═════ Data lines

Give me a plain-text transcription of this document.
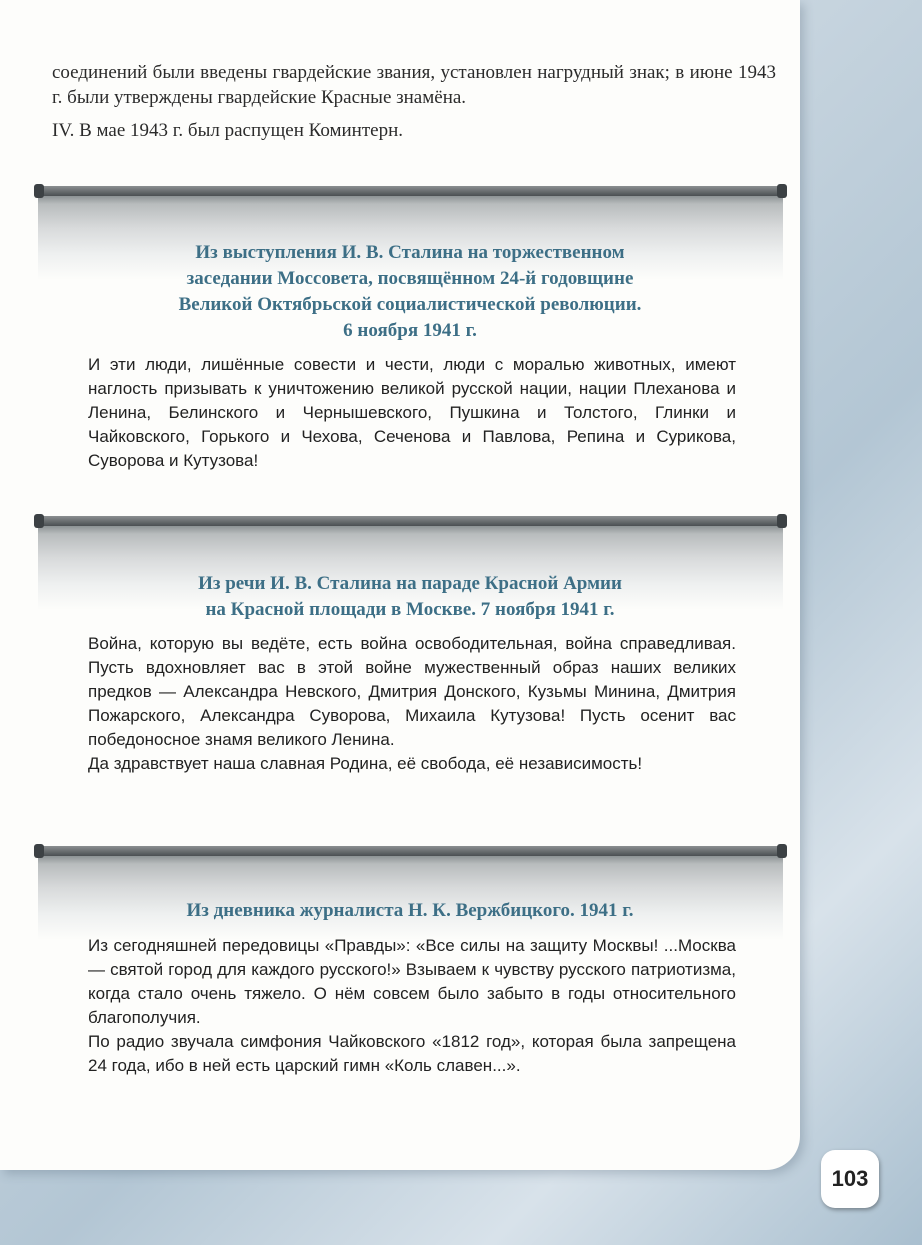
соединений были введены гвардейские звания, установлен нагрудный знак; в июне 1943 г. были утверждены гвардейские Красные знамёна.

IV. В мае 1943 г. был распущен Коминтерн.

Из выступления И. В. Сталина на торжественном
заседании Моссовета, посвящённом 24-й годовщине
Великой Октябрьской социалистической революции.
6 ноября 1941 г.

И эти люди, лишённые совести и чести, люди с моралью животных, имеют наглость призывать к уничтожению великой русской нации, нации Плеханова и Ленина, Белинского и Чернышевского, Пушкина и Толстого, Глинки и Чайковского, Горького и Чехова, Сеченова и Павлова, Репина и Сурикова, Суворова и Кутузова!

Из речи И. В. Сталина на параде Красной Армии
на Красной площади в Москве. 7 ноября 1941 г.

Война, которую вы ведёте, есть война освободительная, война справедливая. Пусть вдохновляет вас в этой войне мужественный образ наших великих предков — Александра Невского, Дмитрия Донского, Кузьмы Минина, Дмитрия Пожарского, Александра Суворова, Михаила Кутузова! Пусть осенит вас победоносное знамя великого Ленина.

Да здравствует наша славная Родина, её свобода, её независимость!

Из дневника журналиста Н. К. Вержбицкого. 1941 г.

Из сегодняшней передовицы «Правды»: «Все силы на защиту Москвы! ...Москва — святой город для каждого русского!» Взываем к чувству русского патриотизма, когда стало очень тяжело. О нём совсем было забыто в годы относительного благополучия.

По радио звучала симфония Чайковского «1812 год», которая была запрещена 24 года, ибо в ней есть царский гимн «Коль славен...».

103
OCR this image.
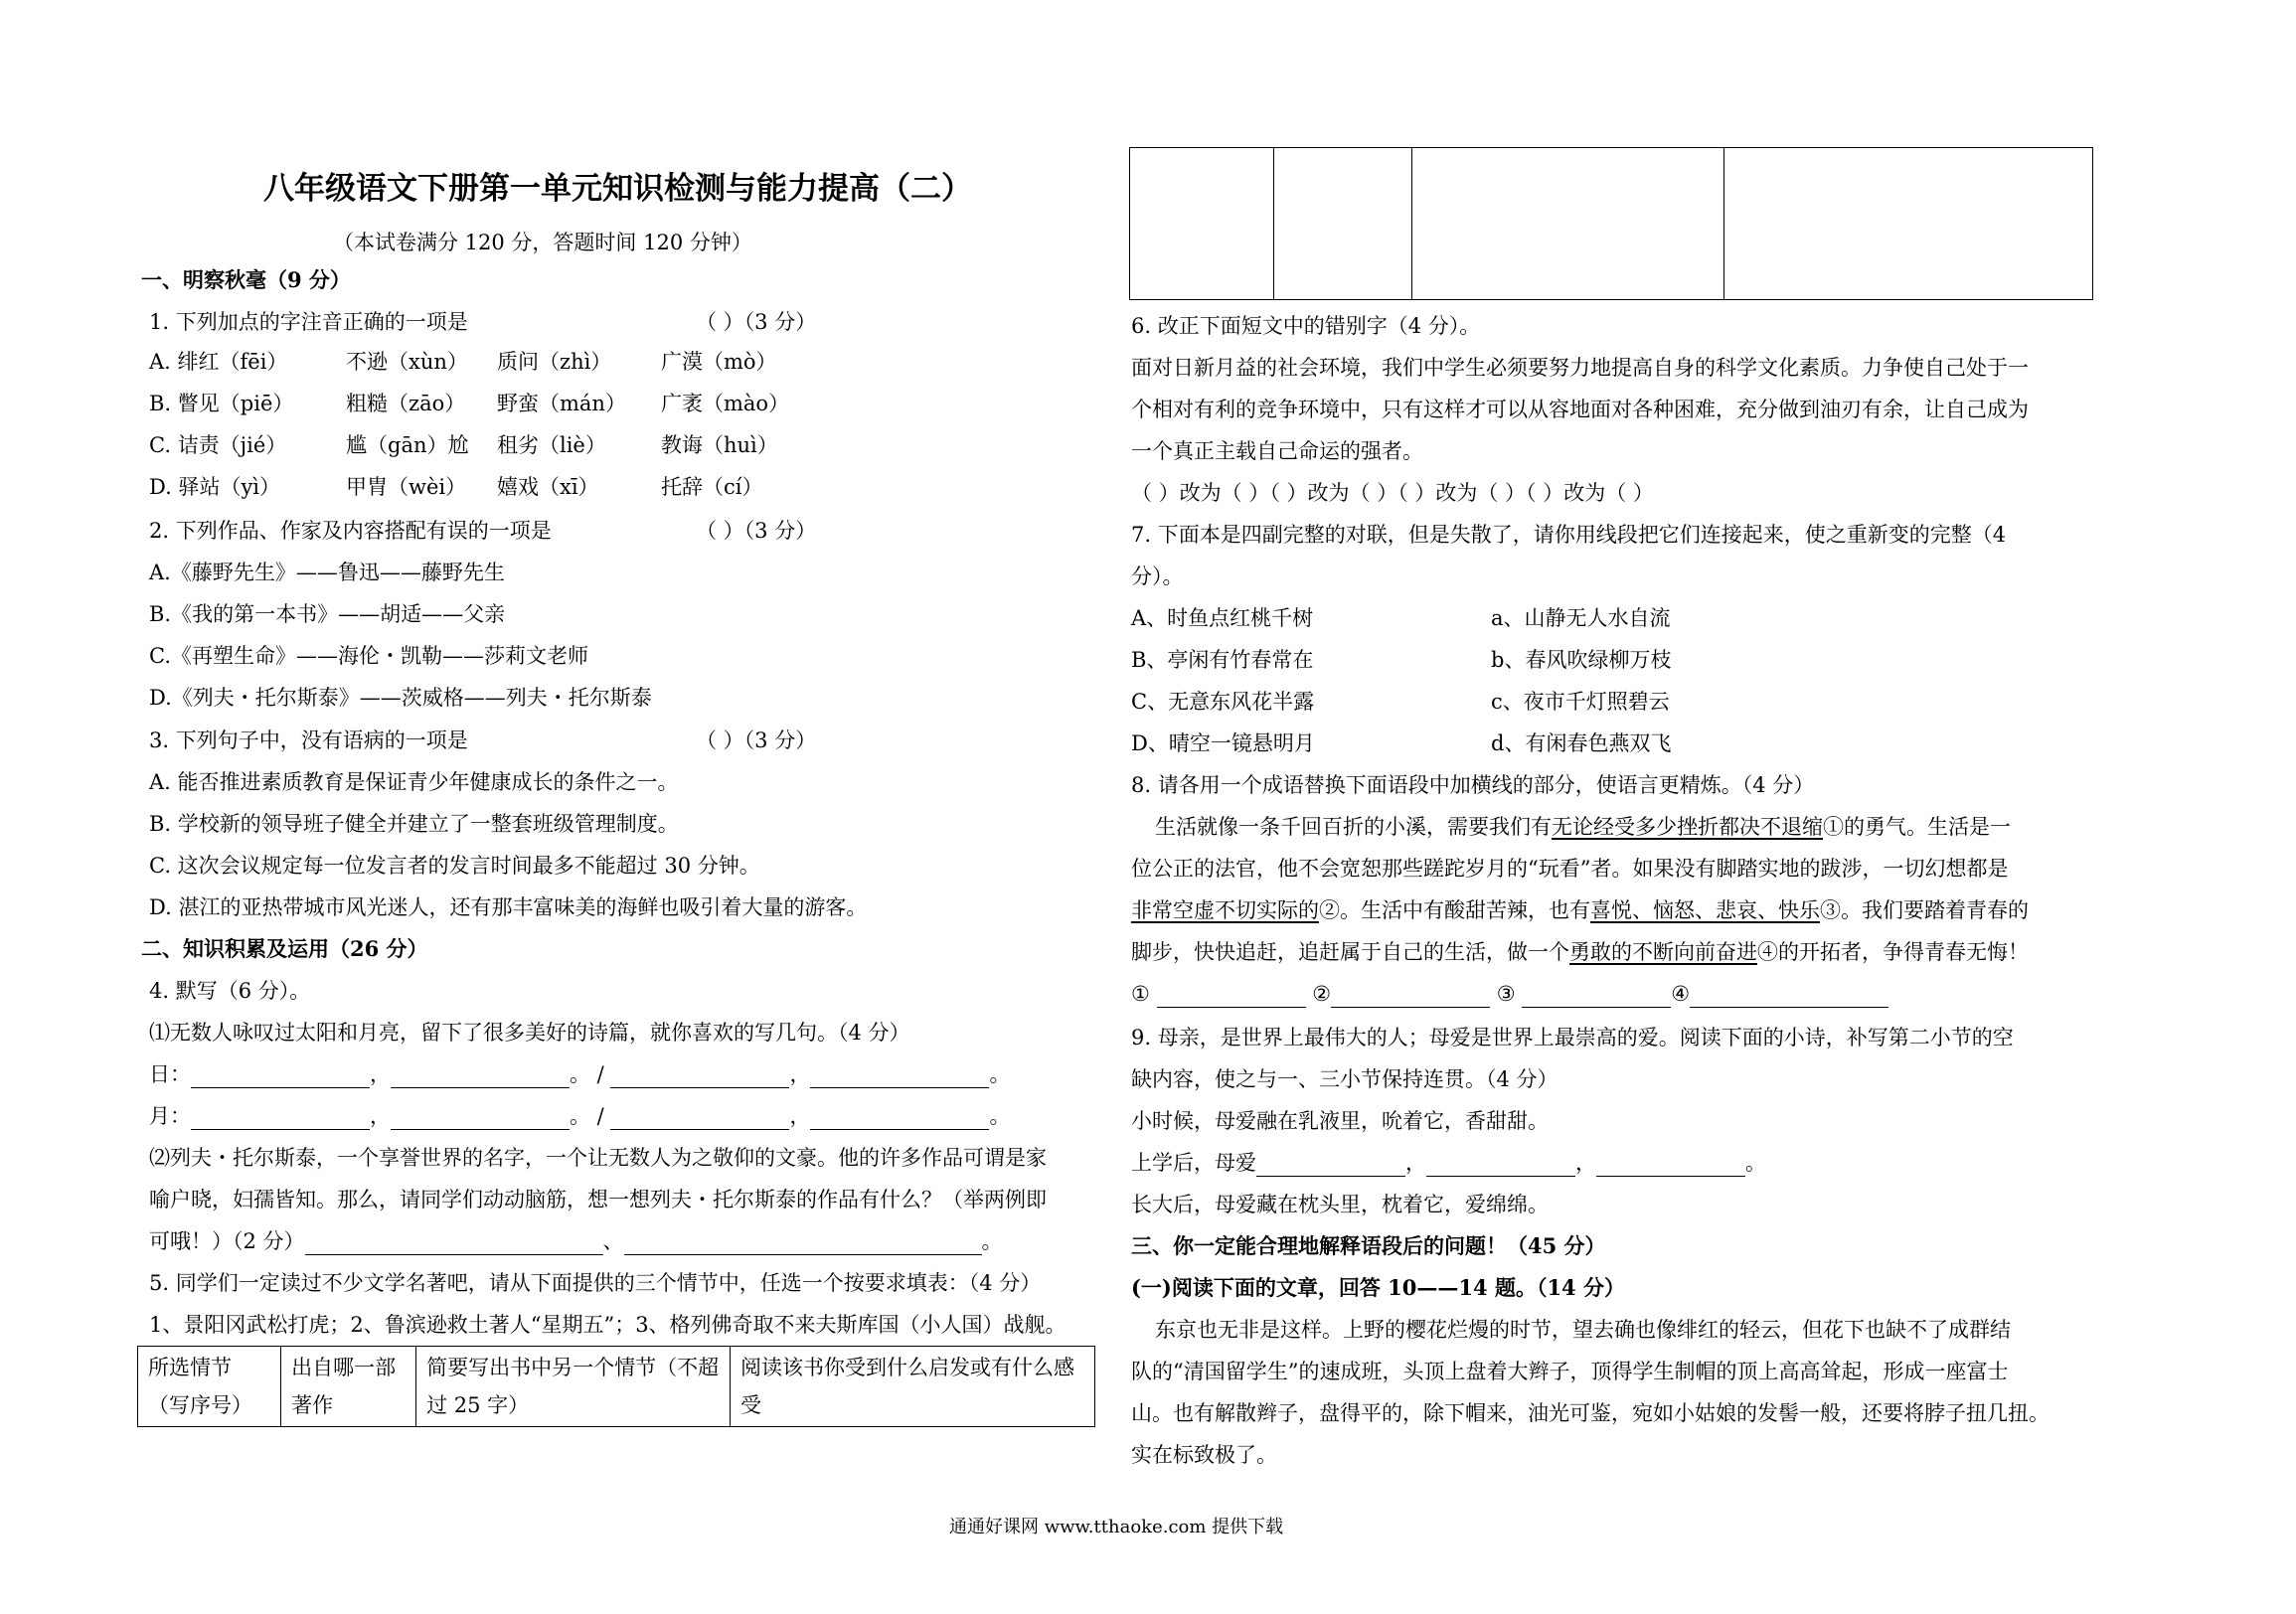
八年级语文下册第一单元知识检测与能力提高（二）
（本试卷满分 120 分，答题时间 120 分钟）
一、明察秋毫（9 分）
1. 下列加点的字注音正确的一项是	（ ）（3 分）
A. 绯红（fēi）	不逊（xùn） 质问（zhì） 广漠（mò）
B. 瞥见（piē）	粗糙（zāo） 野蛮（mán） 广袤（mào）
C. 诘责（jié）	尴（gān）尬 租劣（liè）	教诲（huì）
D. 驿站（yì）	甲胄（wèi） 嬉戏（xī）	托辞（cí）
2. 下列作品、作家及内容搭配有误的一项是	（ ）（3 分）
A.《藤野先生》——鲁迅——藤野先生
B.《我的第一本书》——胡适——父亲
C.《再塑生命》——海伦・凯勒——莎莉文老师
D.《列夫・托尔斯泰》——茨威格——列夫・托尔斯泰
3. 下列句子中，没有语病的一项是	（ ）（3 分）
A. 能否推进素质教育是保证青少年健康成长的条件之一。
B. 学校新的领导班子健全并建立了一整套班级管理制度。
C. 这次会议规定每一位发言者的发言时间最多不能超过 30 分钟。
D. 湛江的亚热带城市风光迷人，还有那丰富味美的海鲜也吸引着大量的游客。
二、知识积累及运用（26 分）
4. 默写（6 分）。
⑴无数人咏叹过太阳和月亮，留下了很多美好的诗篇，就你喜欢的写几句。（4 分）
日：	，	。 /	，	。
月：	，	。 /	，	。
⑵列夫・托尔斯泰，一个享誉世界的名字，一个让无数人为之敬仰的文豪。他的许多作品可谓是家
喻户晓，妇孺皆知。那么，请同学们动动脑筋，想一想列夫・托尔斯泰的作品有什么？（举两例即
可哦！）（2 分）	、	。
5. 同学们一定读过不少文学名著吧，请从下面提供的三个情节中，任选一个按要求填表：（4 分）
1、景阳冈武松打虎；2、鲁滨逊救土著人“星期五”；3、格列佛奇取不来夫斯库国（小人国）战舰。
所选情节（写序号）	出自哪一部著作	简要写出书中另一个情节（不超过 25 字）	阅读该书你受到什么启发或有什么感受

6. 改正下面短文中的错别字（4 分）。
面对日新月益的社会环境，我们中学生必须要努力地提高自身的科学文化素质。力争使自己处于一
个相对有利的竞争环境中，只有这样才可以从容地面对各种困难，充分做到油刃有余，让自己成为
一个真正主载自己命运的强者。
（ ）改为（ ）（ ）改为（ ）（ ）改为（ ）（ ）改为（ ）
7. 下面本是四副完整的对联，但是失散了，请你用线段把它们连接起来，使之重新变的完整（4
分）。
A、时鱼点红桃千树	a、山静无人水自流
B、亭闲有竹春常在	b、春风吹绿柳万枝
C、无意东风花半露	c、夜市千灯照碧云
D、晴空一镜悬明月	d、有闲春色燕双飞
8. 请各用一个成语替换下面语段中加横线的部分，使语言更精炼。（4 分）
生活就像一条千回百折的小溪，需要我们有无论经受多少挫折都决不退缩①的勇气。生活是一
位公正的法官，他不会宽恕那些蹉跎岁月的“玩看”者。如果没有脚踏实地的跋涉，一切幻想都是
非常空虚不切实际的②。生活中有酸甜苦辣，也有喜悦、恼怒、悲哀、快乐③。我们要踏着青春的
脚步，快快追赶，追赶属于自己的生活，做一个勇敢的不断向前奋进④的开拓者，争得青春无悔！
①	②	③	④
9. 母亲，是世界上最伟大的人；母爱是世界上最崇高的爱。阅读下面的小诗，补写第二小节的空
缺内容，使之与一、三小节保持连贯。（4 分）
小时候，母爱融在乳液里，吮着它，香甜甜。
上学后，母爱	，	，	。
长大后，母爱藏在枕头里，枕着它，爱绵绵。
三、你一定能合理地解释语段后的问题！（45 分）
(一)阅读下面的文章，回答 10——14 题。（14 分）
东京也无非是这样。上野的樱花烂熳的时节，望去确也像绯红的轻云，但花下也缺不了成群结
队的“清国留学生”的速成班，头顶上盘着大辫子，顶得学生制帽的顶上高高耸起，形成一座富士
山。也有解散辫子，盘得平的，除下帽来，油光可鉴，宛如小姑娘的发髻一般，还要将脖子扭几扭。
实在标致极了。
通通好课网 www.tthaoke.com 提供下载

══════════

Written task: Quote all of the entries word for word, omitting any pictures.

Result of this exercise:
Give me a plain-text transcription of this document.
соединений были введены гвардейские звания, установлен нагрудный знак; в июне 1943 г. были утверждены гвардейские Красные знамёна.

IV. В мае 1943 г. был распущен Коминтерн.

Из выступления И. В. Сталина на торжественном
заседании Моссовета, посвящённом 24-й годовщине
Великой Октябрьской социалистической революции.
6 ноября 1941 г.

И эти люди, лишённые совести и чести, люди с моралью животных, имеют наглость призывать к уничтожению великой русской нации, нации Плеханова и Ленина, Белинского и Чернышевского, Пушкина и Толстого, Глинки и Чайковского, Горького и Чехова, Сеченова и Павлова, Репина и Сурикова, Суворова и Кутузова!

Из речи И. В. Сталина на параде Красной Армии
на Красной площади в Москве. 7 ноября 1941 г.

Война, которую вы ведёте, есть война освободительная, война справедливая. Пусть вдохновляет вас в этой войне мужественный образ наших великих предков — Александра Невского, Дмитрия Донского, Кузьмы Минина, Дмитрия Пожарского, Александра Суворова, Михаила Кутузова! Пусть осенит вас победоносное знамя великого Ленина.

Да здравствует наша славная Родина, её свобода, её независимость!

Из дневника журналиста Н. К. Вержбицкого. 1941 г.

Из сегодняшней передовицы «Правды»: «Все силы на защиту Москвы! ...Москва — святой город для каждого русского!» Взываем к чувству русского патриотизма, когда стало очень тяжело. О нём совсем было забыто в годы относительного благополучия.

По радио звучала симфония Чайковского «1812 год», которая была запрещена 24 года, ибо в ней есть царский гимн «Коль славен...».

103
OCR this image.
八年级语文下册第一单元知识检测与能力提高（二）
（本试卷满分 120 分，答题时间 120 分钟）
一、明察秋毫（9 分）
1. 下列加点的字注音正确的一项是	（ ）（3 分）
A. 绯红（fēi）	不逊（xùn） 质问（zhì） 广漠（mò）
B. 瞥见（piē）	粗糙（zāo） 野蛮（mán） 广袤（mào）
C. 诘责（jié）	尴（gān）尬 租劣（liè）	教诲（huì）
D. 驿站（yì）	甲胄（wèi） 嬉戏（xī）	托辞（cí）
2. 下列作品、作家及内容搭配有误的一项是	（ ）（3 分）
A.《藤野先生》——鲁迅——藤野先生
B.《我的第一本书》——胡适——父亲
C.《再塑生命》——海伦・凯勒——莎莉文老师
D.《列夫・托尔斯泰》——茨威格——列夫・托尔斯泰
3. 下列句子中，没有语病的一项是	（ ）（3 分）
A. 能否推进素质教育是保证青少年健康成长的条件之一。
B. 学校新的领导班子健全并建立了一整套班级管理制度。
C. 这次会议规定每一位发言者的发言时间最多不能超过 30 分钟。
D. 湛江的亚热带城市风光迷人，还有那丰富味美的海鲜也吸引着大量的游客。
二、知识积累及运用（26 分）
4. 默写（6 分）。
⑴无数人咏叹过太阳和月亮，留下了很多美好的诗篇，就你喜欢的写几句。（4 分）
日：	，	。 /	，	。
月：	，	。 /	，	。
⑵列夫・托尔斯泰，一个享誉世界的名字，一个让无数人为之敬仰的文豪。他的许多作品可谓是家
喻户晓，妇孺皆知。那么，请同学们动动脑筋，想一想列夫・托尔斯泰的作品有什么？（举两例即
可哦！）（2 分）	、	。
5. 同学们一定读过不少文学名著吧，请从下面提供的三个情节中，任选一个按要求填表：（4 分）
1、景阳冈武松打虎；2、鲁滨逊救土著人“星期五”；3、格列佛奇取不来夫斯库国（小人国）战舰。
所选情节（写序号）	出自哪一部著作	简要写出书中另一个情节（不超过 25 字）	阅读该书你受到什么启发或有什么感受

6. 改正下面短文中的错别字（4 分）。
面对日新月益的社会环境，我们中学生必须要努力地提高自身的科学文化素质。力争使自己处于一
个相对有利的竞争环境中，只有这样才可以从容地面对各种困难，充分做到油刃有余，让自己成为
一个真正主载自己命运的强者。
（ ）改为（ ）（ ）改为（ ）（ ）改为（ ）（ ）改为（ ）
7. 下面本是四副完整的对联，但是失散了，请你用线段把它们连接起来，使之重新变的完整（4
分）。
A、时鱼点红桃千树	a、山静无人水自流
B、亭闲有竹春常在	b、春风吹绿柳万枝
C、无意东风花半露	c、夜市千灯照碧云
D、晴空一镜悬明月	d、有闲春色燕双飞
8. 请各用一个成语替换下面语段中加横线的部分，使语言更精炼。（4 分）
生活就像一条千回百折的小溪，需要我们有无论经受多少挫折都决不退缩①的勇气。生活是一
位公正的法官，他不会宽恕那些蹉跎岁月的“玩看”者。如果没有脚踏实地的跋涉，一切幻想都是
非常空虚不切实际的②。生活中有酸甜苦辣，也有喜悦、恼怒、悲哀、快乐③。我们要踏着青春的
脚步，快快追赶，追赶属于自己的生活，做一个勇敢的不断向前奋进④的开拓者，争得青春无悔！
①	②	③	④
9. 母亲，是世界上最伟大的人；母爱是世界上最崇高的爱。阅读下面的小诗，补写第二小节的空
缺内容，使之与一、三小节保持连贯。（4 分）
小时候，母爱融在乳液里，吮着它，香甜甜。
上学后，母爱	，	，	。
长大后，母爱藏在枕头里，枕着它，爱绵绵。
三、你一定能合理地解释语段后的问题！（45 分）
(一)阅读下面的文章，回答 10——14 题。（14 分）
东京也无非是这样。上野的樱花烂熳的时节，望去确也像绯红的轻云，但花下也缺不了成群结
队的“清国留学生”的速成班，头顶上盘着大辫子，顶得学生制帽的顶上高高耸起，形成一座富士
山。也有解散辫子，盘得平的，除下帽来，油光可鉴，宛如小姑娘的发髻一般，还要将脖子扭几扭。
实在标致极了。
通通好课网 www.tthaoke.com 提供下载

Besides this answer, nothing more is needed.